(Recorded data)
※ ※ ※

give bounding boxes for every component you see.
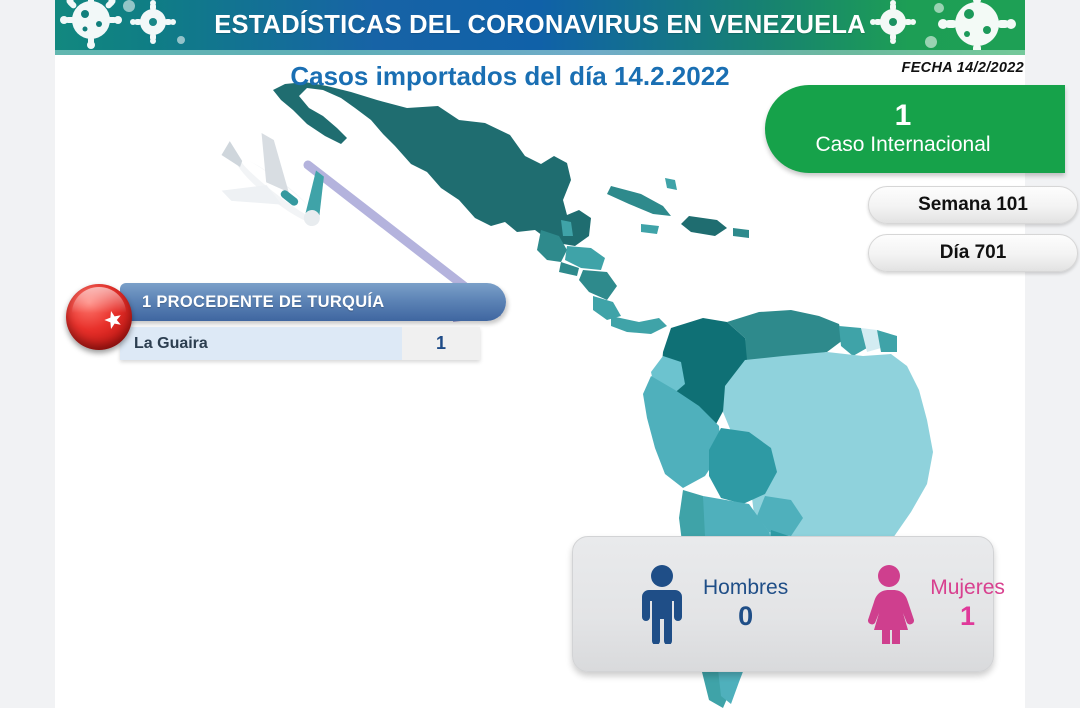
- map-island-hispaniola: [681, 216, 727, 236]
- map-island-cuba: [607, 186, 671, 216]
- gender-men-value: 0: [738, 601, 753, 632]
- fecha-label: FECHA 14/2/2022: [902, 60, 1024, 76]
- origin-state-name: La Guaira: [120, 327, 402, 360]
- week-badge: Semana 101: [868, 186, 1078, 224]
- international-cases-label: Caso Internacional: [815, 132, 990, 158]
- infographic-root: ESTADÍSTICAS DEL CORONAVIRUS EN VENEZUEL…: [0, 0, 1080, 708]
- map-island-puertorico: [733, 228, 749, 238]
- turkey-flag-icon: [66, 284, 132, 350]
- map-country-frenchguiana: [877, 330, 897, 352]
- international-cases-count: 1: [895, 100, 912, 132]
- airplane-icon: [201, 118, 342, 252]
- gender-men-label: Hombres: [703, 576, 788, 600]
- female-figure-icon: [862, 564, 916, 644]
- male-figure-icon: [635, 564, 689, 644]
- map-country-mexico: [273, 82, 591, 246]
- gender-breakdown-panel: Hombres 0 Mujeres 1: [572, 536, 994, 672]
- gender-women-group: Mujeres 1: [862, 564, 1005, 644]
- origin-state-count: 1: [402, 327, 480, 360]
- day-badge: Día 701: [868, 234, 1078, 272]
- international-cases-card: 1 Caso Internacional: [765, 85, 1065, 173]
- header-banner: ESTADÍSTICAS DEL CORONAVIRUS EN VENEZUEL…: [55, 0, 1025, 50]
- origin-country-panel: 1 PROCEDENTE DE TURQUÍA La Guaira 1: [66, 283, 506, 373]
- gender-men-group: Hombres 0: [635, 564, 788, 644]
- banner-title: ESTADÍSTICAS DEL CORONAVIRUS EN VENEZUEL…: [55, 0, 1025, 50]
- gender-men-text: Hombres 0: [703, 576, 788, 631]
- map-country-nicaragua: [579, 270, 617, 300]
- banner-bottom-strip: [55, 50, 1025, 55]
- map-country-panama: [611, 316, 667, 334]
- map-island-jamaica: [641, 224, 659, 234]
- map-island-bahamas: [665, 178, 677, 190]
- gender-women-label: Mujeres: [930, 576, 1005, 600]
- gender-women-value: 1: [960, 601, 975, 632]
- origin-country-title: 1 PROCEDENTE DE TURQUÍA: [120, 283, 506, 321]
- gender-women-text: Mujeres 1: [930, 576, 1005, 631]
- origin-state-row: La Guaira 1: [120, 327, 480, 360]
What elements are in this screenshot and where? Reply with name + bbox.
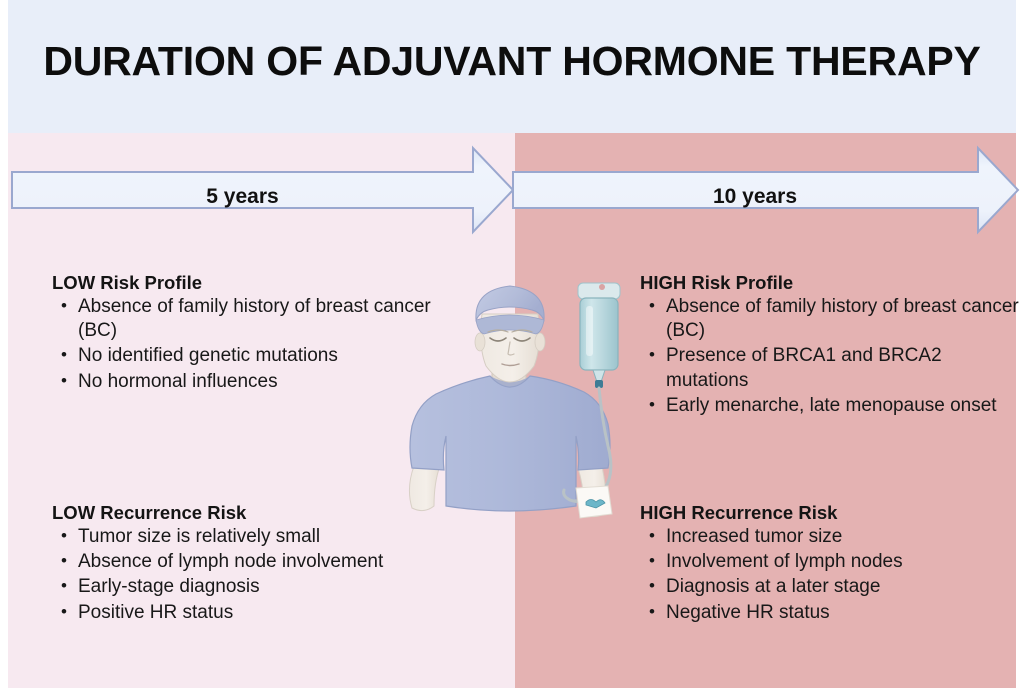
iv-bag-cap	[578, 283, 620, 299]
list-item: Involvement of lymph nodes	[666, 550, 1020, 574]
bottom-margin	[0, 688, 1024, 694]
list-high-risk-profile: Absence of family history of breast canc…	[640, 295, 1020, 419]
iv-bag-highlight	[586, 306, 593, 356]
list-item: Early menarche, late menopause onset	[666, 394, 1020, 418]
list-item: Increased tumor size	[666, 525, 1020, 549]
list-item: Negative HR status	[666, 601, 1020, 625]
timeline-label-5-years: 5 years	[12, 185, 473, 209]
left-ear	[475, 333, 485, 351]
heading-high-risk-profile: HIGH Risk Profile	[640, 272, 1020, 294]
list-item: Positive HR status	[78, 601, 452, 625]
list-low-recurrence-risk: Tumor size is relatively small Absence o…	[52, 525, 452, 625]
list-item: Absence of family history of breast canc…	[666, 295, 1020, 344]
timeline-label-10-years: 10 years	[560, 185, 950, 209]
page-title: DURATION OF ADJUVANT HORMONE THERAPY	[0, 38, 1024, 85]
list-item: Tumor size is relatively small	[78, 525, 452, 549]
block-high-recurrence-risk: HIGH Recurrence Risk Increased tumor siz…	[640, 502, 1020, 626]
iv-bag	[580, 298, 618, 370]
list-item: Presence of BRCA1 and BRCA2 mutations	[666, 344, 1020, 393]
infographic-root: DURATION OF ADJUVANT HORMONE THERAPY 5 y…	[0, 0, 1024, 694]
list-item: Absence of lymph node involvement	[78, 550, 452, 574]
block-high-risk-profile: HIGH Risk Profile Absence of family hist…	[640, 272, 1020, 419]
list-item: Diagnosis at a later stage	[666, 575, 1020, 599]
left-arm	[409, 466, 440, 511]
heading-high-recurrence-risk: HIGH Recurrence Risk	[640, 502, 1020, 524]
list-item: Early-stage diagnosis	[78, 575, 452, 599]
block-low-recurrence-risk: LOW Recurrence Risk Tumor size is relati…	[52, 502, 452, 626]
patient-illustration	[390, 270, 660, 520]
list-high-recurrence-risk: Increased tumor size Involvement of lymp…	[640, 525, 1020, 625]
right-ear	[535, 333, 545, 351]
iv-bag-port	[599, 284, 605, 290]
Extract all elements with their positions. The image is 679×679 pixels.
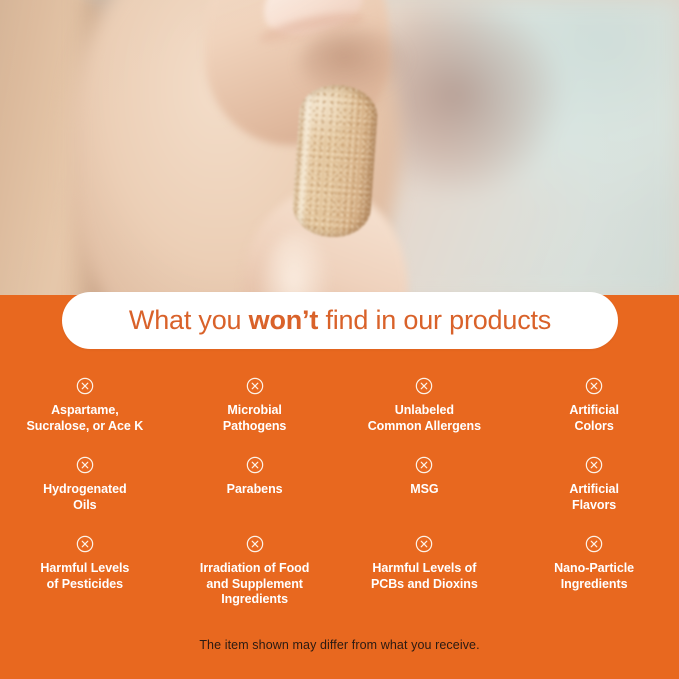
- exclusion-label: Artificial Flavors: [569, 482, 619, 513]
- circle-x-icon: [415, 535, 433, 553]
- headline-part-1: What you: [129, 305, 249, 335]
- exclusion-item: Aspartame, Sucralose, or Ace K: [0, 368, 170, 447]
- circle-x-icon: [76, 456, 94, 474]
- headline-emphasis: won’t: [249, 305, 318, 335]
- exclusion-item: Parabens: [170, 447, 340, 526]
- exclusion-label: Microbial Pathogens: [223, 403, 286, 434]
- circle-x-icon: [415, 456, 433, 474]
- exclusion-item: MSG: [340, 447, 510, 526]
- exclusion-label: MSG: [410, 482, 438, 498]
- photo-vignette: [0, 0, 679, 300]
- exclusion-item: Irradiation of Food and Supplement Ingre…: [170, 526, 340, 614]
- product-claims-panel: What you won’t find in our products Aspa…: [0, 0, 679, 679]
- exclusion-label: Hydrogenated Oils: [43, 482, 126, 513]
- exclusion-label: Parabens: [227, 482, 283, 498]
- exclusion-item: Artificial Colors: [509, 368, 679, 447]
- exclusion-item: Hydrogenated Oils: [0, 447, 170, 526]
- exclusions-grid: Aspartame, Sucralose, or Ace K Microbial…: [0, 368, 679, 614]
- circle-x-icon: [246, 535, 264, 553]
- headline-pill: What you won’t find in our products: [62, 292, 618, 349]
- exclusion-label: Aspartame, Sucralose, or Ace K: [27, 403, 144, 434]
- exclusion-label: Irradiation of Food and Supplement Ingre…: [200, 561, 309, 608]
- circle-x-icon: [76, 377, 94, 395]
- exclusion-item: Artificial Flavors: [509, 447, 679, 526]
- circle-x-icon: [585, 377, 603, 395]
- page-title: What you won’t find in our products: [129, 307, 551, 334]
- headline-part-2: find in our products: [318, 305, 551, 335]
- disclaimer-text: The item shown may differ from what you …: [0, 638, 679, 652]
- exclusion-label: Artificial Colors: [569, 403, 619, 434]
- exclusions-row: Aspartame, Sucralose, or Ace K Microbial…: [0, 368, 679, 447]
- exclusion-item: Harmful Levels of Pesticides: [0, 526, 170, 614]
- circle-x-icon: [415, 377, 433, 395]
- exclusions-row: Hydrogenated Oils Parabens MSG: [0, 447, 679, 526]
- circle-x-icon: [246, 456, 264, 474]
- exclusion-label: Nano-Particle Ingredients: [554, 561, 634, 592]
- exclusion-item: Unlabeled Common Allergens: [340, 368, 510, 447]
- exclusion-label: Unlabeled Common Allergens: [368, 403, 481, 434]
- exclusion-label: Harmful Levels of Pesticides: [40, 561, 129, 592]
- circle-x-icon: [246, 377, 264, 395]
- exclusion-item: Microbial Pathogens: [170, 368, 340, 447]
- product-photo: [0, 0, 679, 300]
- exclusions-row: Harmful Levels of Pesticides Irradiation…: [0, 526, 679, 614]
- circle-x-icon: [585, 535, 603, 553]
- circle-x-icon: [76, 535, 94, 553]
- circle-x-icon: [585, 456, 603, 474]
- exclusion-label: Harmful Levels of PCBs and Dioxins: [371, 561, 478, 592]
- exclusion-item: Nano-Particle Ingredients: [509, 526, 679, 614]
- exclusion-item: Harmful Levels of PCBs and Dioxins: [340, 526, 510, 614]
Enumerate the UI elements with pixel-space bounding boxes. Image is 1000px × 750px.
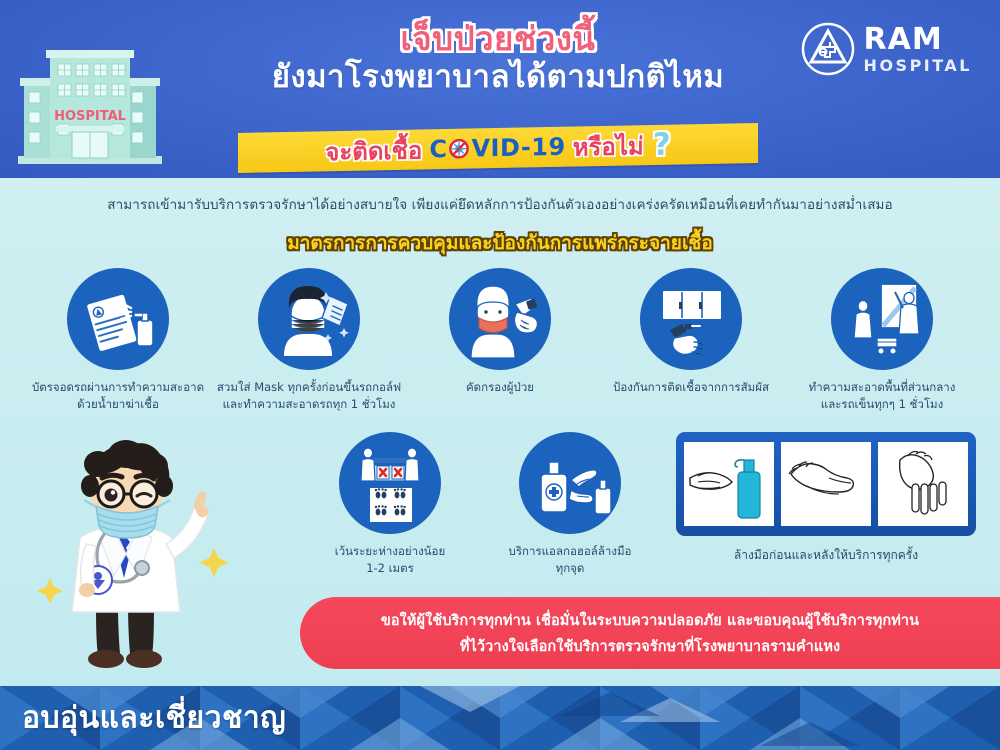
handwash-soap-pump-icon: [684, 442, 774, 526]
banner-line-2: ที่ไว้วางใจเลือกใช้บริการตรวจรักษาที่โรง…: [460, 635, 840, 658]
measure-caption: บัตรจอดรถผ่านการทำความสะอาด ด้วยน้ำยาฆ่า…: [23, 379, 213, 412]
hospital-building-sign: HOSPITAL: [54, 109, 126, 124]
caption-line-2: ทุกจุด: [475, 560, 665, 577]
intro-paragraph: สามารถเข้ามารับบริการตรวจรักษาได้อย่างสบ…: [0, 193, 1000, 215]
measure-caption: ป้องกันการติดเชื้อจากการสัมผัส: [596, 379, 786, 396]
caption-line-2: ด้วยน้ำยาฆ่าเชื้อ: [23, 396, 213, 413]
ram-logo-name: RAM: [864, 25, 972, 55]
temperature-screening-icon: [449, 268, 551, 370]
handwash-frame: [676, 432, 976, 536]
caption-line-1: สวมใส่ Mask ทุกครั้งก่อนขึ้นรถกอล์ฟ: [214, 379, 404, 396]
caption-line-2: 1-2 เมตร: [295, 560, 485, 577]
measures-heading-wrap: มาตรการการควบคุมและป้องกันการแพร่กระจายเ…: [0, 228, 1000, 258]
handwash-steps-panel: ล้างมือก่อนและหลังให้บริการทุกครั้ง: [676, 432, 976, 565]
parking-card-spray-icon: [67, 268, 169, 370]
measures-row-1: บัตรจอดรถผ่านการทำความสะอาด ด้วยน้ำยาฆ่า…: [28, 268, 972, 412]
title-line-2: ยังมาโรงพยาบาลได้ตามปกติไหม: [178, 57, 818, 99]
alcohol-gel-icon: [519, 432, 621, 534]
measures-row-2: เว้นระยะห่างอย่างน้อย 1-2 เมตร: [300, 432, 972, 576]
cartoon-doctor-pointing-up: [18, 428, 280, 678]
ram-logo-sub: HOSPITAL: [864, 58, 972, 74]
social-distancing-icon: [339, 432, 441, 534]
measure-item-alcohol-gel: บริการแอลกอฮอล์ล้างมือ ทุกจุด: [480, 432, 660, 576]
hospital-building-illustration: HOSPITAL: [14, 28, 166, 170]
caption-line-1: เว้นระยะห่างอย่างน้อย: [295, 543, 485, 560]
covid-19-label: C VID-19: [429, 133, 565, 164]
title-line-1: เจ็บป่วยช่วงนี้: [178, 18, 818, 59]
infographic-poster: HOSPITAL RAM HOSPITAL: [0, 0, 1000, 750]
thank-you-banner: ขอให้ผู้ใช้บริการทุกท่าน เชื่อมั่นในระบบ…: [300, 597, 1000, 669]
header-band: HOSPITAL RAM HOSPITAL: [0, 0, 1000, 178]
measure-item-parking-card: บัตรจอดรถผ่านการทำความสะอาด ด้วยน้ำยาฆ่า…: [28, 268, 208, 412]
footer-tagline: อบอุ่นและเชี่ยวชาญ: [22, 695, 286, 742]
measure-caption: เว้นระยะห่างอย่างน้อย 1-2 เมตร: [295, 543, 485, 576]
caption-line-2: และรถเข็นทุกๆ 1 ชั่วโมง: [787, 396, 977, 413]
surface-disinfect-icon: [640, 268, 742, 370]
wear-mask-icon: [258, 268, 360, 370]
band-suffix-text: หรือไม่: [573, 126, 644, 166]
measure-item-wear-mask: สวมใส่ Mask ทุกครั้งก่อนขึ้นรถกอล์ฟ และท…: [219, 268, 399, 412]
handwash-interlace-fingers-icon: [878, 442, 968, 526]
band-question-mark: ?: [653, 127, 671, 163]
caption-line-1: บริการแอลกอฮอล์ล้างมือ: [475, 543, 665, 560]
measure-caption: บริการแอลกอฮอล์ล้างมือ ทุกจุด: [475, 543, 665, 576]
measure-item-clean-common-area: ทำความสะอาดพื้นที่ส่วนกลาง และรถเข็นทุกๆ…: [792, 268, 972, 412]
band-prefix-text: จะติดเชื้อ: [325, 130, 422, 171]
caption-line-1: คัดกรองผู้ป่วย: [405, 379, 595, 396]
measure-item-screening: คัดกรองผู้ป่วย: [410, 268, 590, 412]
caption-line-1: ทำความสะอาดพื้นที่ส่วนกลาง: [787, 379, 977, 396]
no-virus-icon: [448, 138, 470, 160]
handwash-rub-palms-icon: [781, 442, 871, 526]
clean-common-area-icon: [831, 268, 933, 370]
measures-heading: มาตรการการควบคุมและป้องกันการแพร่กระจายเ…: [287, 232, 713, 254]
covid-rest-text: VID-19: [471, 133, 565, 163]
covid-letter-c: C: [429, 135, 447, 163]
measure-caption: ทำความสะอาดพื้นที่ส่วนกลาง และรถเข็นทุกๆ…: [787, 379, 977, 412]
ram-hospital-logo: RAM HOSPITAL: [801, 22, 972, 76]
measure-item-surface-contact: ป้องกันการติดเชื้อจากการสัมผัส: [601, 268, 781, 412]
footer-band: อบอุ่นและเชี่ยวชาญ: [0, 686, 1000, 750]
caption-line-1: บัตรจอดรถผ่านการทำความสะอาด: [23, 379, 213, 396]
poster-title: เจ็บป่วยช่วงนี้ ยังมาโรงพยาบาลได้ตามปกติ…: [178, 18, 818, 99]
caption-line-2: และทำความสะอาดรถทุก 1 ชั่วโมง: [214, 396, 404, 413]
caption-line-1: ป้องกันการติดเชื้อจากการสัมผัส: [596, 379, 786, 396]
measure-item-social-distancing: เว้นระยะห่างอย่างน้อย 1-2 เมตร: [300, 432, 480, 576]
banner-line-1: ขอให้ผู้ใช้บริการทุกท่าน เชื่อมั่นในระบบ…: [381, 609, 919, 632]
measure-caption: สวมใส่ Mask ทุกครั้งก่อนขึ้นรถกอล์ฟ และท…: [214, 379, 404, 412]
measure-caption: คัดกรองผู้ป่วย: [405, 379, 595, 396]
handwash-caption: ล้างมือก่อนและหลังให้บริการทุกครั้ง: [734, 546, 918, 565]
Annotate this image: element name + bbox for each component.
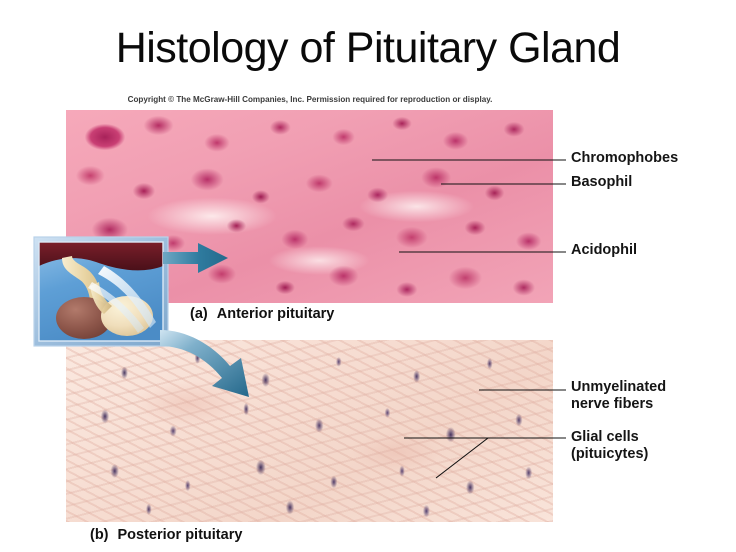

※ ※ ※

Task statement: Before answering, count every line of the data that holds the word "นการต"; the reply is that number only.

Result for this task: 3